● SET EXERCISE: The records that follow are to be repeated exactly, with the pictures removed.

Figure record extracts
▬▬▬▬▬▬
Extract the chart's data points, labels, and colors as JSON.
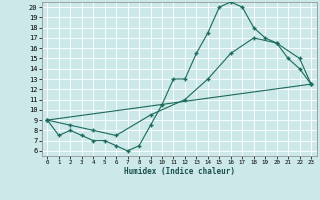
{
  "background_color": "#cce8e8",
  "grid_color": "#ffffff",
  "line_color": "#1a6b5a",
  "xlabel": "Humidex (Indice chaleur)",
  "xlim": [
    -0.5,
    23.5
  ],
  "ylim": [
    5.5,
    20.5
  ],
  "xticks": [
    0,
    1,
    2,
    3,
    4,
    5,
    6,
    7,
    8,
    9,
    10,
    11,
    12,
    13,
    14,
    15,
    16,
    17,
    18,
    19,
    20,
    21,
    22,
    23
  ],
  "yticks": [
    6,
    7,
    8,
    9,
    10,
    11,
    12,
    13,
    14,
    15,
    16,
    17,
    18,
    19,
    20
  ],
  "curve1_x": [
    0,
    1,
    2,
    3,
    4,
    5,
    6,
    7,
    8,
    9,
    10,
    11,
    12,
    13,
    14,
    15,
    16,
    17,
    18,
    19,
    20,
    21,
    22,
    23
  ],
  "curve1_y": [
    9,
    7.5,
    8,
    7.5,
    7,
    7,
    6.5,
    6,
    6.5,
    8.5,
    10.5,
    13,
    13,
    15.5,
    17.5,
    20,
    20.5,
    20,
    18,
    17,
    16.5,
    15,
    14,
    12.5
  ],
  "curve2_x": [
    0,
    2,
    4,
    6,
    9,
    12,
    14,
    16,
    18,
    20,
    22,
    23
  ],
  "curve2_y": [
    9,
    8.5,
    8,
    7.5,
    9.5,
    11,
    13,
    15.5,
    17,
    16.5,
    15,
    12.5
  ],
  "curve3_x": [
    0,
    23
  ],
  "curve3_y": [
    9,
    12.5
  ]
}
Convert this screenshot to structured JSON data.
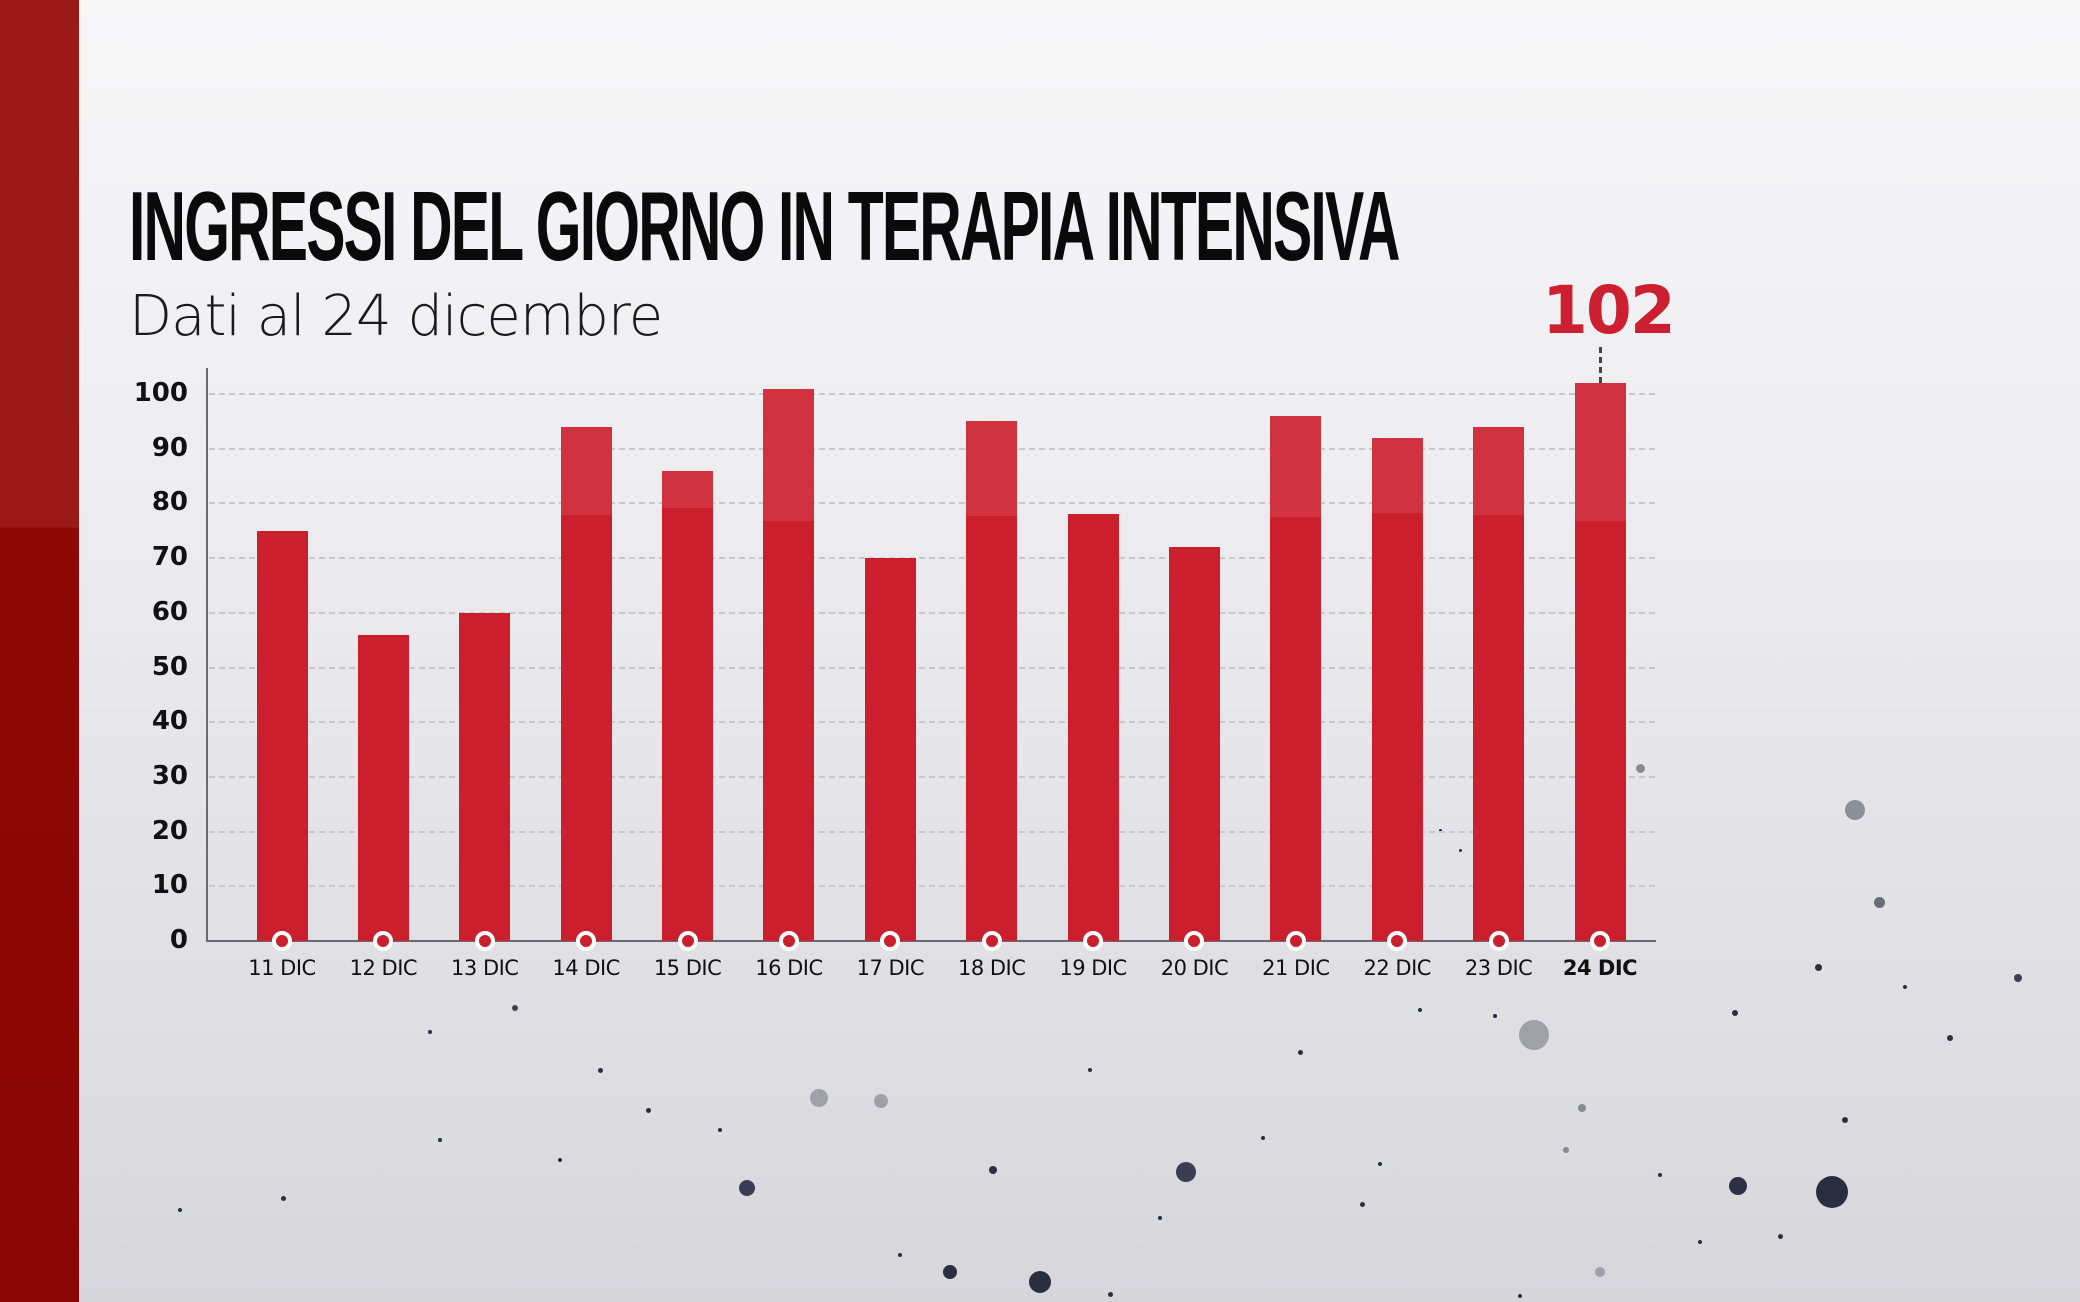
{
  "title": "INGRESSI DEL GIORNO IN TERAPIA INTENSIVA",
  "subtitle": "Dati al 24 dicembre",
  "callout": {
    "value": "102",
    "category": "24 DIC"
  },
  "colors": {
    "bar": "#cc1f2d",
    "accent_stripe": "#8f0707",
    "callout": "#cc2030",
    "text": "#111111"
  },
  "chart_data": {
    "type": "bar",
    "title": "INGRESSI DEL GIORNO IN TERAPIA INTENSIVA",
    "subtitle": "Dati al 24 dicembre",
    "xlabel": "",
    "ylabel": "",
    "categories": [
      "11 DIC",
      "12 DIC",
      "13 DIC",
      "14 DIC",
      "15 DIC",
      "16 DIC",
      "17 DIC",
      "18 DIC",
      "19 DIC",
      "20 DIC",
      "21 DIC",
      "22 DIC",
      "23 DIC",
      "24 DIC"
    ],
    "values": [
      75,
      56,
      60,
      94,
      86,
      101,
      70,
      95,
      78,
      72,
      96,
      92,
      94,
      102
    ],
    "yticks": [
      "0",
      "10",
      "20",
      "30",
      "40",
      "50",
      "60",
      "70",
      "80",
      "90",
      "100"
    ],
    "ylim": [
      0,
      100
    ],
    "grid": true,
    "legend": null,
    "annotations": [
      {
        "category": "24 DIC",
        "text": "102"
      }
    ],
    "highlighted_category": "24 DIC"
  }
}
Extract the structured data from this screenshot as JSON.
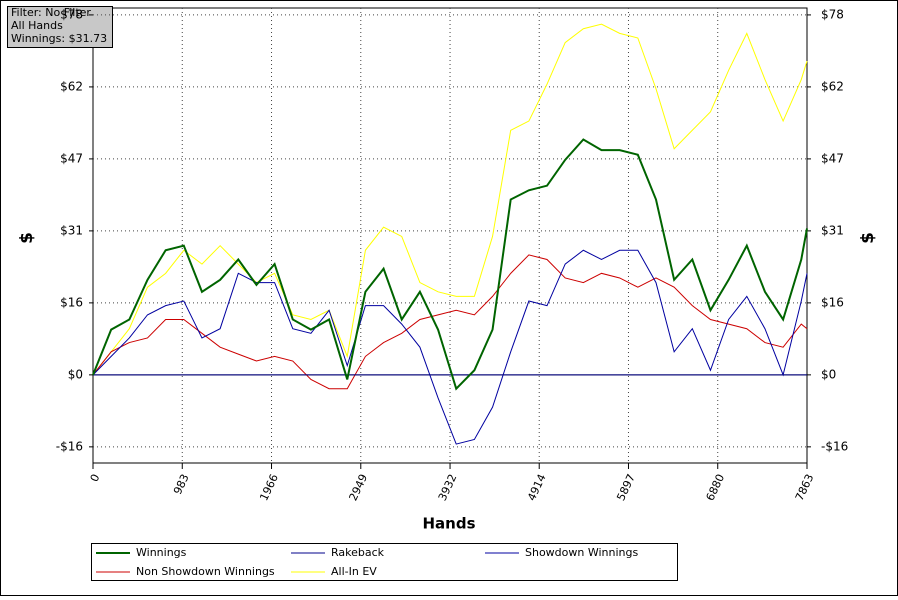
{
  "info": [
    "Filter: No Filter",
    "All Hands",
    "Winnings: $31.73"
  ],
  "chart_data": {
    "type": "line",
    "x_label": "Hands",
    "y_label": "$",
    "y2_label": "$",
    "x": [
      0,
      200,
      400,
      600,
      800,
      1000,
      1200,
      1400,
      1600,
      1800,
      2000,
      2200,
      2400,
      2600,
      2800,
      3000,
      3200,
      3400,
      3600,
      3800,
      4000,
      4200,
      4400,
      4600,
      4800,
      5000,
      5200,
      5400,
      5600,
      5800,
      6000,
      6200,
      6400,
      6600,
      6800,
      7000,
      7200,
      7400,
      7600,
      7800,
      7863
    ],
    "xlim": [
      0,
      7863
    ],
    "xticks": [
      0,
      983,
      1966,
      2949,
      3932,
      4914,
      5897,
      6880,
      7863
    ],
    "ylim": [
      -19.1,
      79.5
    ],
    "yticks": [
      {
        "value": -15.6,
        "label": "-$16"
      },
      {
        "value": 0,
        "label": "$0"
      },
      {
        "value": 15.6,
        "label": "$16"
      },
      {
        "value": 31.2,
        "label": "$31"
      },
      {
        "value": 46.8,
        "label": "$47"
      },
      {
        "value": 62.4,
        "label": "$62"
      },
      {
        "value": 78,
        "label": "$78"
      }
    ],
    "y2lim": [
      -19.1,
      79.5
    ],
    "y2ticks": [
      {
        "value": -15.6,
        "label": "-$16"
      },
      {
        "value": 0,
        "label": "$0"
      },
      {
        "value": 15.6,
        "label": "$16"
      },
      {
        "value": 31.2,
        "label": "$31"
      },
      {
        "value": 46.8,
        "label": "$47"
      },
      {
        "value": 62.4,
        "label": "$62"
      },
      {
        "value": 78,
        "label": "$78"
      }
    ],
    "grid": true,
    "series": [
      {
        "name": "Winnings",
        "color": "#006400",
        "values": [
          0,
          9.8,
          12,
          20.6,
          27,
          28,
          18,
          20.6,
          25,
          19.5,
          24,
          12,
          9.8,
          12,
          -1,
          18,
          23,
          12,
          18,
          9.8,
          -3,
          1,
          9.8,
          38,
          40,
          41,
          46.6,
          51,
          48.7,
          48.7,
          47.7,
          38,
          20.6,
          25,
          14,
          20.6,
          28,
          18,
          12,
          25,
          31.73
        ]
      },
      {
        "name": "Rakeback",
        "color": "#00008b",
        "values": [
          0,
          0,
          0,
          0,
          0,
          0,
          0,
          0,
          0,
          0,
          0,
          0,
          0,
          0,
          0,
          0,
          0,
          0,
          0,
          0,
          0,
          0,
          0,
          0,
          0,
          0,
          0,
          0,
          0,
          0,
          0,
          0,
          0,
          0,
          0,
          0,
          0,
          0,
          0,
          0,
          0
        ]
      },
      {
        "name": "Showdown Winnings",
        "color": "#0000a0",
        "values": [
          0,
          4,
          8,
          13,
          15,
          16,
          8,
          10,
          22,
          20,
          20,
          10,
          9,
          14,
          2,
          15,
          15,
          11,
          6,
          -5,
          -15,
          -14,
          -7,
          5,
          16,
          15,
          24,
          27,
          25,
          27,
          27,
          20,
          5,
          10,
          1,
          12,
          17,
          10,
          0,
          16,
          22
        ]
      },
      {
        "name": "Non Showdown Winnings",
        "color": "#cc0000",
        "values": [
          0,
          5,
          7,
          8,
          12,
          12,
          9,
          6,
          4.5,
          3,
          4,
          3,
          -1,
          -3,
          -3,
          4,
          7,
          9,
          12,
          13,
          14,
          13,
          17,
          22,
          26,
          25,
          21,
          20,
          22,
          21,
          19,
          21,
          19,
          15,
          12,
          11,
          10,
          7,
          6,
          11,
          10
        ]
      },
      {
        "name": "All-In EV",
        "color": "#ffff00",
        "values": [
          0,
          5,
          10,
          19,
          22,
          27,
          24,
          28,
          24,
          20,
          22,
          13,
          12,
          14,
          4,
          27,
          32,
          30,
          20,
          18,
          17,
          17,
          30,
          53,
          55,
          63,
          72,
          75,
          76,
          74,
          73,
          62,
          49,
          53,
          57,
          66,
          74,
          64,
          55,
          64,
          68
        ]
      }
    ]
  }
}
▬▬▬▬▬▬
● RIGHT ANSWER:
Extract the chart's data points, labels, and colors as JSON.
{
  "background_color": "#cce8e8",
  "grid_color": "#ffffff",
  "line_color": "#1a6b5a",
  "xlabel": "Humidex (Indice chaleur)",
  "xlim": [
    -0.5,
    23.5
  ],
  "ylim": [
    5.5,
    20.5
  ],
  "xticks": [
    0,
    1,
    2,
    3,
    4,
    5,
    6,
    7,
    8,
    9,
    10,
    11,
    12,
    13,
    14,
    15,
    16,
    17,
    18,
    19,
    20,
    21,
    22,
    23
  ],
  "yticks": [
    6,
    7,
    8,
    9,
    10,
    11,
    12,
    13,
    14,
    15,
    16,
    17,
    18,
    19,
    20
  ],
  "curve1_x": [
    0,
    1,
    2,
    3,
    4,
    5,
    6,
    7,
    8,
    9,
    10,
    11,
    12,
    13,
    14,
    15,
    16,
    17,
    18,
    19,
    20,
    21,
    22,
    23
  ],
  "curve1_y": [
    9,
    7.5,
    8,
    7.5,
    7,
    7,
    6.5,
    6,
    6.5,
    8.5,
    10.5,
    13,
    13,
    15.5,
    17.5,
    20,
    20.5,
    20,
    18,
    17,
    16.5,
    15,
    14,
    12.5
  ],
  "curve2_x": [
    0,
    2,
    4,
    6,
    9,
    12,
    14,
    16,
    18,
    20,
    22,
    23
  ],
  "curve2_y": [
    9,
    8.5,
    8,
    7.5,
    9.5,
    11,
    13,
    15.5,
    17,
    16.5,
    15,
    12.5
  ],
  "curve3_x": [
    0,
    23
  ],
  "curve3_y": [
    9,
    12.5
  ]
}
Convert this screenshot to structured JSON data.
{
  "title": "INGRESSI DEL GIORNO IN TERAPIA INTENSIVA",
  "subtitle": "Dati al 24 dicembre",
  "callout": {
    "value": "102",
    "category": "24 DIC"
  },
  "colors": {
    "bar": "#cc1f2d",
    "accent_stripe": "#8f0707",
    "callout": "#cc2030",
    "text": "#111111"
  },
  "chart_data": {
    "type": "bar",
    "title": "INGRESSI DEL GIORNO IN TERAPIA INTENSIVA",
    "subtitle": "Dati al 24 dicembre",
    "xlabel": "",
    "ylabel": "",
    "categories": [
      "11 DIC",
      "12 DIC",
      "13 DIC",
      "14 DIC",
      "15 DIC",
      "16 DIC",
      "17 DIC",
      "18 DIC",
      "19 DIC",
      "20 DIC",
      "21 DIC",
      "22 DIC",
      "23 DIC",
      "24 DIC"
    ],
    "values": [
      75,
      56,
      60,
      94,
      86,
      101,
      70,
      95,
      78,
      72,
      96,
      92,
      94,
      102
    ],
    "yticks": [
      "0",
      "10",
      "20",
      "30",
      "40",
      "50",
      "60",
      "70",
      "80",
      "90",
      "100"
    ],
    "ylim": [
      0,
      100
    ],
    "grid": true,
    "legend": null,
    "annotations": [
      {
        "category": "24 DIC",
        "text": "102"
      }
    ],
    "highlighted_category": "24 DIC"
  }
}
Extract the structured data from this screenshot as JSON.
{
  "info": [
    "Filter: No Filter",
    "All Hands",
    "Winnings: $31.73"
  ],
  "chart_data": {
    "type": "line",
    "x_label": "Hands",
    "y_label": "$",
    "y2_label": "$",
    "x": [
      0,
      200,
      400,
      600,
      800,
      1000,
      1200,
      1400,
      1600,
      1800,
      2000,
      2200,
      2400,
      2600,
      2800,
      3000,
      3200,
      3400,
      3600,
      3800,
      4000,
      4200,
      4400,
      4600,
      4800,
      5000,
      5200,
      5400,
      5600,
      5800,
      6000,
      6200,
      6400,
      6600,
      6800,
      7000,
      7200,
      7400,
      7600,
      7800,
      7863
    ],
    "xlim": [
      0,
      7863
    ],
    "xticks": [
      0,
      983,
      1966,
      2949,
      3932,
      4914,
      5897,
      6880,
      7863
    ],
    "ylim": [
      -19.1,
      79.5
    ],
    "yticks": [
      {
        "value": -15.6,
        "label": "-$16"
      },
      {
        "value": 0,
        "label": "$0"
      },
      {
        "value": 15.6,
        "label": "$16"
      },
      {
        "value": 31.2,
        "label": "$31"
      },
      {
        "value": 46.8,
        "label": "$47"
      },
      {
        "value": 62.4,
        "label": "$62"
      },
      {
        "value": 78,
        "label": "$78"
      }
    ],
    "y2lim": [
      -19.1,
      79.5
    ],
    "y2ticks": [
      {
        "value": -15.6,
        "label": "-$16"
      },
      {
        "value": 0,
        "label": "$0"
      },
      {
        "value": 15.6,
        "label": "$16"
      },
      {
        "value": 31.2,
        "label": "$31"
      },
      {
        "value": 46.8,
        "label": "$47"
      },
      {
        "value": 62.4,
        "label": "$62"
      },
      {
        "value": 78,
        "label": "$78"
      }
    ],
    "grid": true,
    "series": [
      {
        "name": "Winnings",
        "color": "#006400",
        "values": [
          0,
          9.8,
          12,
          20.6,
          27,
          28,
          18,
          20.6,
          25,
          19.5,
          24,
          12,
          9.8,
          12,
          -1,
          18,
          23,
          12,
          18,
          9.8,
          -3,
          1,
          9.8,
          38,
          40,
          41,
          46.6,
          51,
          48.7,
          48.7,
          47.7,
          38,
          20.6,
          25,
          14,
          20.6,
          28,
          18,
          12,
          25,
          31.73
        ]
      },
      {
        "name": "Rakeback",
        "color": "#00008b",
        "values": [
          0,
          0,
          0,
          0,
          0,
          0,
          0,
          0,
          0,
          0,
          0,
          0,
          0,
          0,
          0,
          0,
          0,
          0,
          0,
          0,
          0,
          0,
          0,
          0,
          0,
          0,
          0,
          0,
          0,
          0,
          0,
          0,
          0,
          0,
          0,
          0,
          0,
          0,
          0,
          0,
          0
        ]
      },
      {
        "name": "Showdown Winnings",
        "color": "#0000a0",
        "values": [
          0,
          4,
          8,
          13,
          15,
          16,
          8,
          10,
          22,
          20,
          20,
          10,
          9,
          14,
          2,
          15,
          15,
          11,
          6,
          -5,
          -15,
          -14,
          -7,
          5,
          16,
          15,
          24,
          27,
          25,
          27,
          27,
          20,
          5,
          10,
          1,
          12,
          17,
          10,
          0,
          16,
          22
        ]
      },
      {
        "name": "Non Showdown Winnings",
        "color": "#cc0000",
        "values": [
          0,
          5,
          7,
          8,
          12,
          12,
          9,
          6,
          4.5,
          3,
          4,
          3,
          -1,
          -3,
          -3,
          4,
          7,
          9,
          12,
          13,
          14,
          13,
          17,
          22,
          26,
          25,
          21,
          20,
          22,
          21,
          19,
          21,
          19,
          15,
          12,
          11,
          10,
          7,
          6,
          11,
          10
        ]
      },
      {
        "name": "All-In EV",
        "color": "#ffff00",
        "values": [
          0,
          5,
          10,
          19,
          22,
          27,
          24,
          28,
          24,
          20,
          22,
          13,
          12,
          14,
          4,
          27,
          32,
          30,
          20,
          18,
          17,
          17,
          30,
          53,
          55,
          63,
          72,
          75,
          76,
          74,
          73,
          62,
          49,
          53,
          57,
          66,
          74,
          64,
          55,
          64,
          68
        ]
      }
    ]
  }
}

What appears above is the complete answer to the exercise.